Copy everything in the listing below word for word, apart from any images.

[Records from a collection]
· · · · ·
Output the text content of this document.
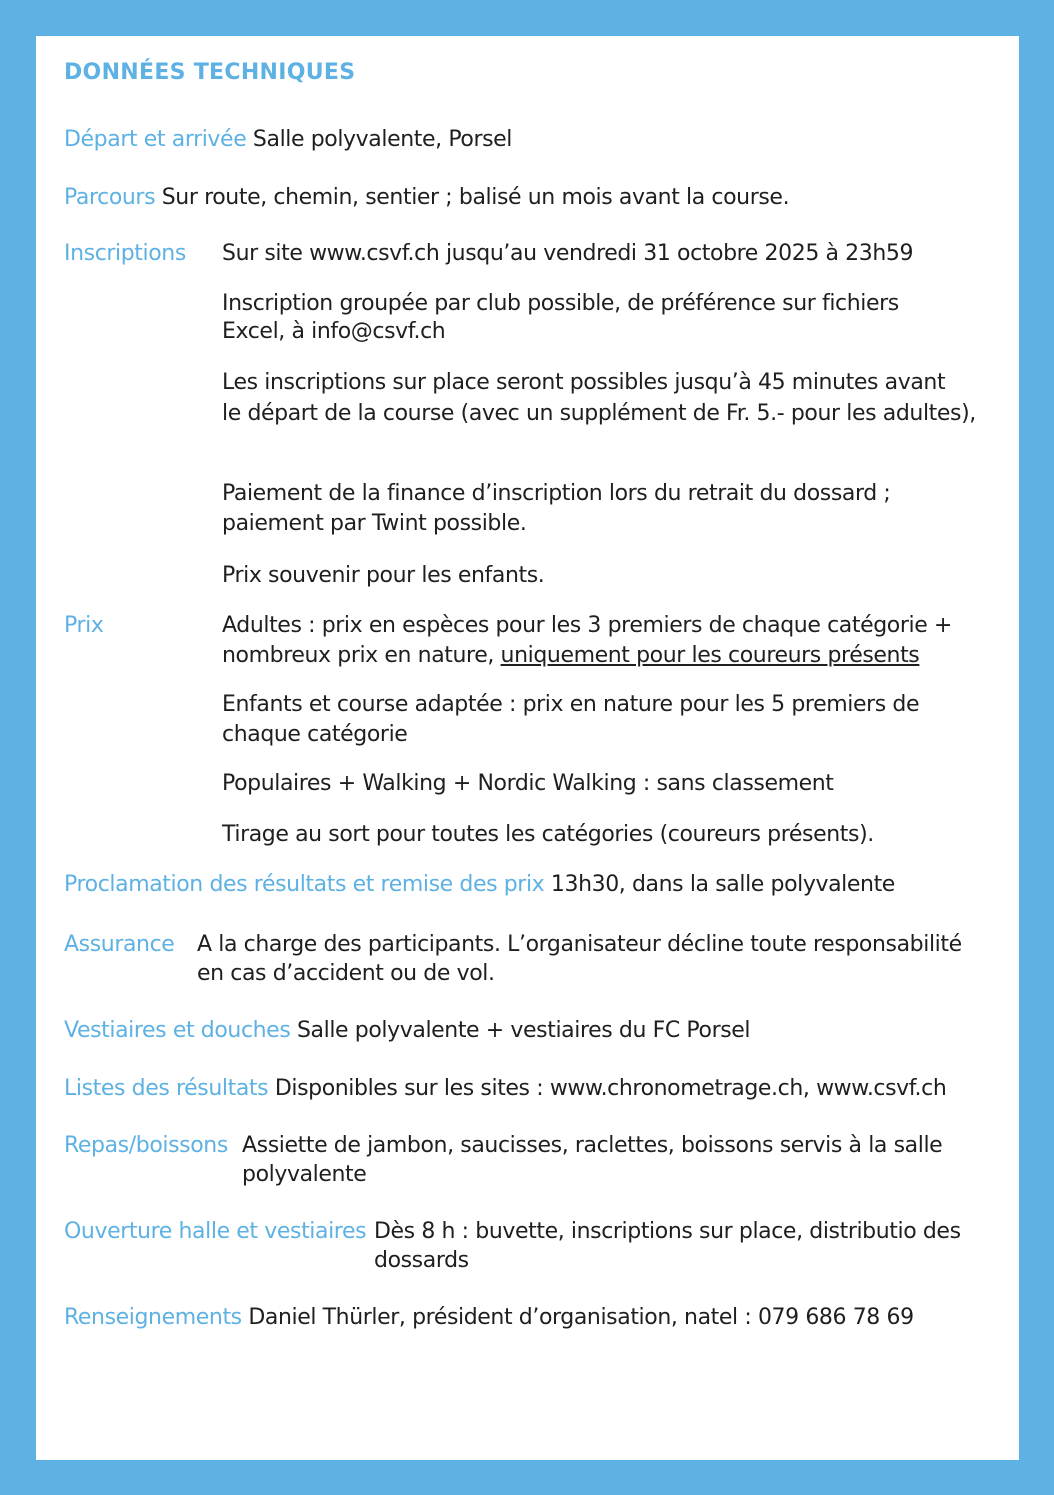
DONNÉES TECHNIQUES
Départ et arrivée Salle polyvalente, Porsel
Parcours Sur route, chemin, sentier ; balisé un mois avant la course.
Inscriptions Sur site www.csvf.ch jusqu’au vendredi 31 octobre 2025 à 23h59
Inscription groupée par club possible, de préférence sur fichiers
Excel, à info@csvf.ch
Les inscriptions sur place seront possibles jusqu’à 45 minutes avant
le départ de la course (avec un supplément de Fr. 5.- pour les adultes),
Paiement de la finance d’inscription lors du retrait du dossard ;
paiement par Twint possible.
Prix souvenir pour les enfants.
Prix	Adultes : prix en espèces pour les 3 premiers de chaque catégorie +
nombreux prix en nature, uniquement pour les coureurs présents
Enfants et course adaptée : prix en nature pour les 5 premiers de
chaque catégorie
Populaires + Walking + Nordic Walking : sans classement
Tirage au sort pour toutes les catégories (coureurs présents).
Proclamation des résultats et remise des prix 13h30, dans la salle polyvalente
Assurance A la charge des participants. L’organisateur décline toute responsabilité
en cas d’accident ou de vol.
Vestiaires et douches Salle polyvalente + vestiaires du FC Porsel
Listes des résultats Disponibles sur les sites : www.chronometrage.ch, www.csvf.ch
Repas/boissons Assiette de jambon, saucisses, raclettes, boissons servis à la salle
polyvalente
Ouverture halle et vestiaires Dès 8 h : buvette, inscriptions sur place, distributio des
dossards
Renseignements Daniel Thürler, président d’organisation, natel : 079 686 78 69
· · · · ·
§ **The reply**
Output the text content of this document.
DONNÉES TECHNIQUES
Départ et arrivée Salle polyvalente, Porsel
Parcours Sur route, chemin, sentier ; balisé un mois avant la course.
Inscriptions Sur site www.csvf.ch jusqu’au vendredi 31 octobre 2025 à 23h59
Inscription groupée par club possible, de préférence sur fichiers
Excel, à info@csvf.ch
Les inscriptions sur place seront possibles jusqu’à 45 minutes avant
le départ de la course (avec un supplément de Fr. 5.- pour les adultes),
Paiement de la finance d’inscription lors du retrait du dossard ;
paiement par Twint possible.
Prix souvenir pour les enfants.
Prix	Adultes : prix en espèces pour les 3 premiers de chaque catégorie +
nombreux prix en nature, uniquement pour les coureurs présents
Enfants et course adaptée : prix en nature pour les 5 premiers de
chaque catégorie
Populaires + Walking + Nordic Walking : sans classement
Tirage au sort pour toutes les catégories (coureurs présents).
Proclamation des résultats et remise des prix 13h30, dans la salle polyvalente
Assurance A la charge des participants. L’organisateur décline toute responsabilité
en cas d’accident ou de vol.
Vestiaires et douches Salle polyvalente + vestiaires du FC Porsel
Listes des résultats Disponibles sur les sites : www.chronometrage.ch, www.csvf.ch
Repas/boissons Assiette de jambon, saucisses, raclettes, boissons servis à la salle
polyvalente
Ouverture halle et vestiaires Dès 8 h : buvette, inscriptions sur place, distributio des
dossards
Renseignements Daniel Thürler, président d’organisation, natel : 079 686 78 69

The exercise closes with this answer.